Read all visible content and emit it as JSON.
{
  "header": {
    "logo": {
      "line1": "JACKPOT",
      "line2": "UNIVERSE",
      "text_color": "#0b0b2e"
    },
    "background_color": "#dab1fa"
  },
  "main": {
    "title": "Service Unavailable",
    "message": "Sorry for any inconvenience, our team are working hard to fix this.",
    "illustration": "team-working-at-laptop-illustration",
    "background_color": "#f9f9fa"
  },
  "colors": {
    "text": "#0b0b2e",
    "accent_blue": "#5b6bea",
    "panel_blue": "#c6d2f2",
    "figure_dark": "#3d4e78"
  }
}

* * *

Repeat every record exactly as written, please.

Read all visible content and emit it as JSON.
{
  "header": {
    "logo": {
      "line1": "JACKPOT",
      "line2": "UNIVERSE",
      "text_color": "#0b0b2e"
    },
    "background_color": "#dab1fa"
  },
  "main": {
    "title": "Service Unavailable",
    "message": "Sorry for any inconvenience, our team are working hard to fix this.",
    "illustration": "team-working-at-laptop-illustration",
    "background_color": "#f9f9fa"
  },
  "colors": {
    "text": "#0b0b2e",
    "accent_blue": "#5b6bea",
    "panel_blue": "#c6d2f2",
    "figure_dark": "#3d4e78"
  }
}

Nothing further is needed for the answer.